---------- Data to use ----------
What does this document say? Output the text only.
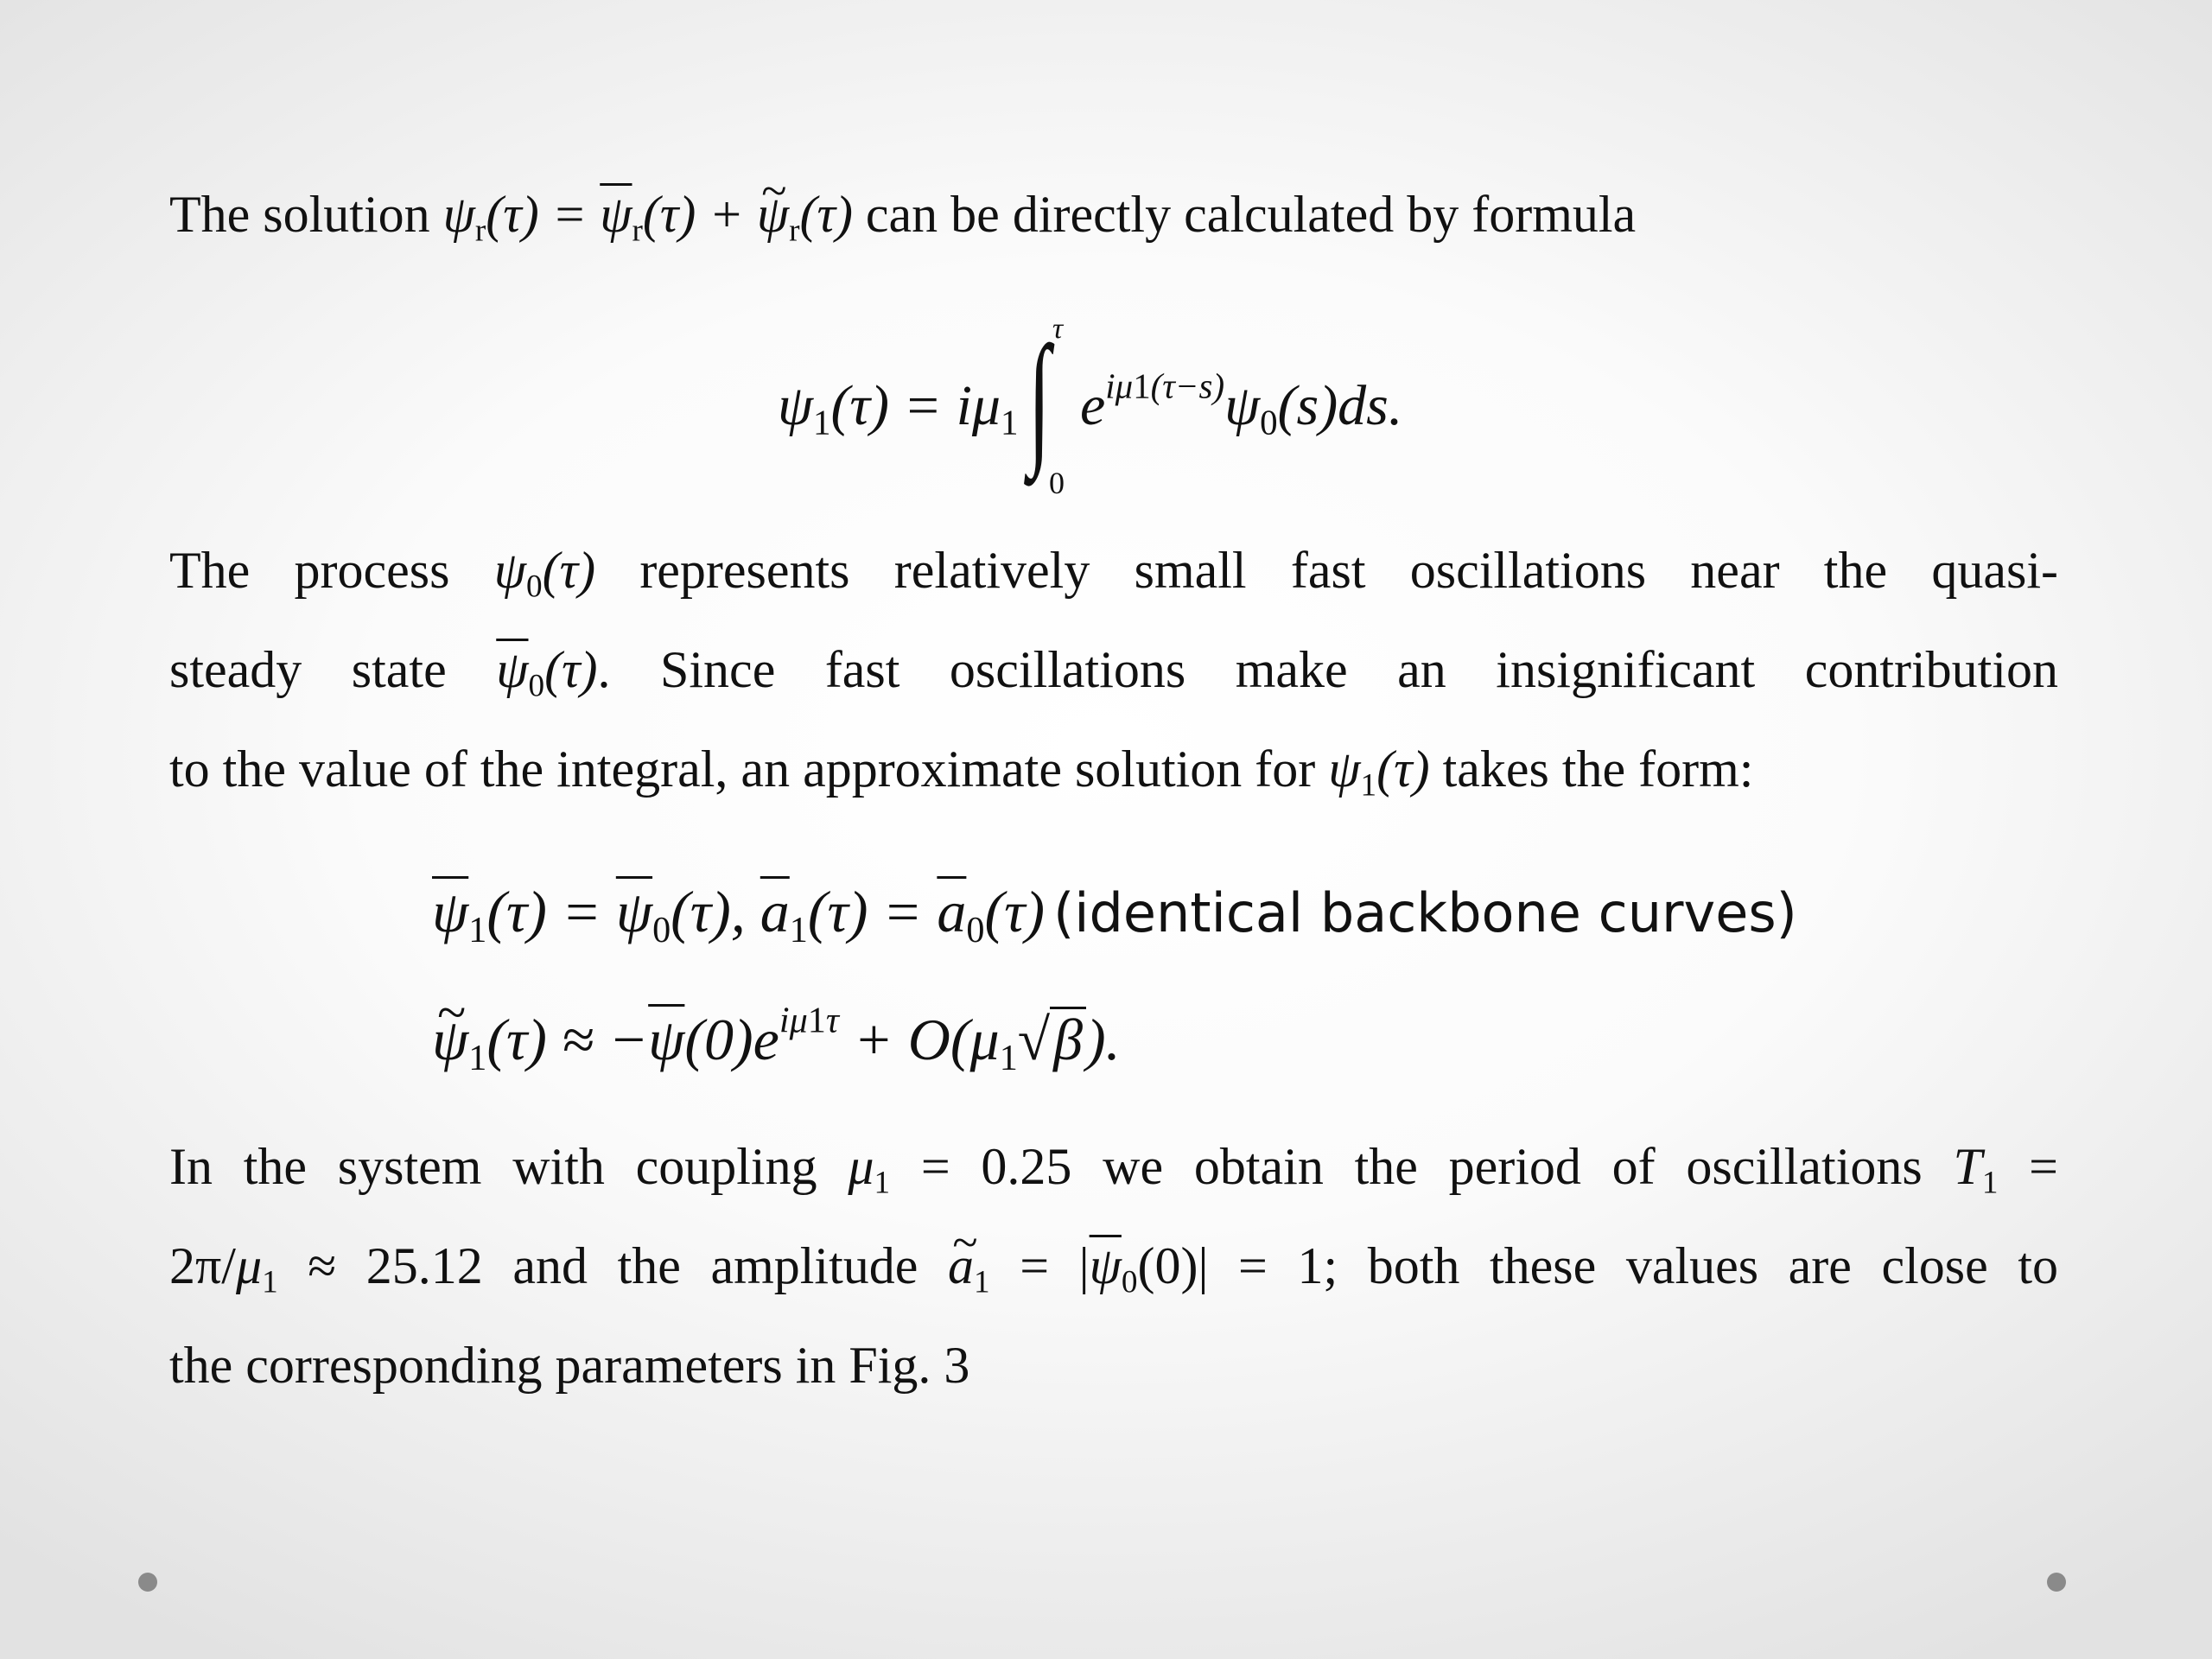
The solution $\psi_r(\tau) = \overline{\psi}_r(\tau)$ + ~ $\psi_r(\tau)$ can be directly calculated by formula
$\psi_1(\tau) = i\mu_1$ ∫ τ
0
$e^{i\mu 1(\tau-s)}\psi_0(s)ds$.
The process $\psi_0(\tau)$ represents relatively small fast oscillations near the quasi-
steady state $\overline{\psi}_0(\tau)$. Since fast oscillations make an insignificant contribution
to the value of the integral, an approximate solution for $\psi_1(\tau)$ takes the form:
$\overline{\psi}_1(\tau) = \overline{\psi}_0(\tau)$, $\overline{a}_1(\tau) = \overline{a}_0(\tau)$ (identical backbone curves)
~ $\psi_1(\tau) \approx -\overline{\psi}(0)e^{i\mu 1\tau} + O(\mu_1√\beta)$.
In the system with coupling $\mu_1 = 0.25$ we obtain the period of oscillations $T_1$ =
$2\pi/\mu_1 \approx 25.12$ and the amplitude ~ $a_1 = |\overline{\psi}_0(0)| = 1$; both these values are close to
the corresponding parameters in Fig. 3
----------
→ **Short exercise**: Show every line from the entries above in which the word "solution" appears.

→ **Result**:
The solution $\psi_r(\tau) = \overline{\psi}_r(\tau)$ + ~ $\psi_r(\tau)$ can be directly calculated by formula
to the value of the integral, an approximate solution for $\psi_1(\tau)$ takes the form:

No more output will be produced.